Task objective
List every line below containing "name".

Record excerpts
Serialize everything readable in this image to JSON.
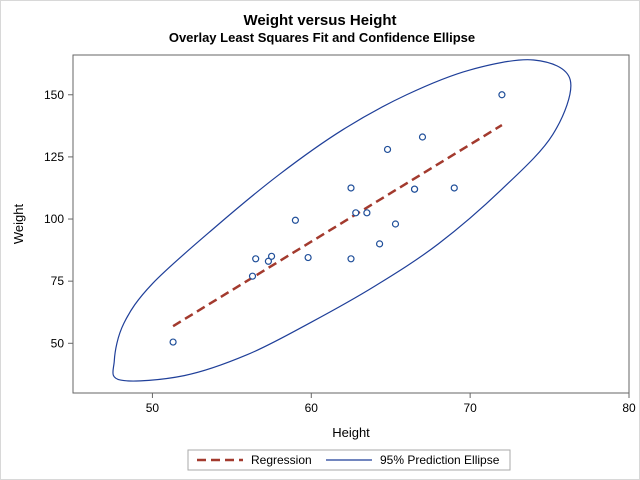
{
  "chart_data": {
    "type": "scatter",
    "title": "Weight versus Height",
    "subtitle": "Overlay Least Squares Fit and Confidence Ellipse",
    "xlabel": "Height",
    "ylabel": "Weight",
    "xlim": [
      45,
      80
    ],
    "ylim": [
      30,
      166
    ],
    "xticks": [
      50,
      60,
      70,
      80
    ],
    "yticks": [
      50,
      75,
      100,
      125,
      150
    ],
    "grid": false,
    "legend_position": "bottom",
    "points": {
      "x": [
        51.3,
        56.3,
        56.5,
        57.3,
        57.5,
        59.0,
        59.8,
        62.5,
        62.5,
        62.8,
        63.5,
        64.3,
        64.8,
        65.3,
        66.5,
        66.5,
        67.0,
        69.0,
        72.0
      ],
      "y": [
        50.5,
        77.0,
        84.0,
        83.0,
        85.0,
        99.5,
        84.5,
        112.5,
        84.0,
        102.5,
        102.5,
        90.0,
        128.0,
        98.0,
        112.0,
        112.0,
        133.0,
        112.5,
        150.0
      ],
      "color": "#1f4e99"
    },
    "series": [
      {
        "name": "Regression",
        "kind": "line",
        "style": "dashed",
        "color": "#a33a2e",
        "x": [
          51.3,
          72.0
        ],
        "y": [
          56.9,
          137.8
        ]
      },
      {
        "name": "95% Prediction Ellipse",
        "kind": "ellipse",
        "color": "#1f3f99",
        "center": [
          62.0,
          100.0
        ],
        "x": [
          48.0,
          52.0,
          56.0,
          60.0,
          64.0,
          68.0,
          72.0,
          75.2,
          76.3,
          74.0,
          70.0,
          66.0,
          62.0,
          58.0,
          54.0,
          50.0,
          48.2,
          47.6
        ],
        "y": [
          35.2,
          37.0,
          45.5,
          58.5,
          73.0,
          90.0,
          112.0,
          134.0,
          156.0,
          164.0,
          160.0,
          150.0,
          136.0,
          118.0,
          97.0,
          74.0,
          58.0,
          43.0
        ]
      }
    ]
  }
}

Worked solution
        "name": "Regression",
        "name": "95% Prediction Ellipse",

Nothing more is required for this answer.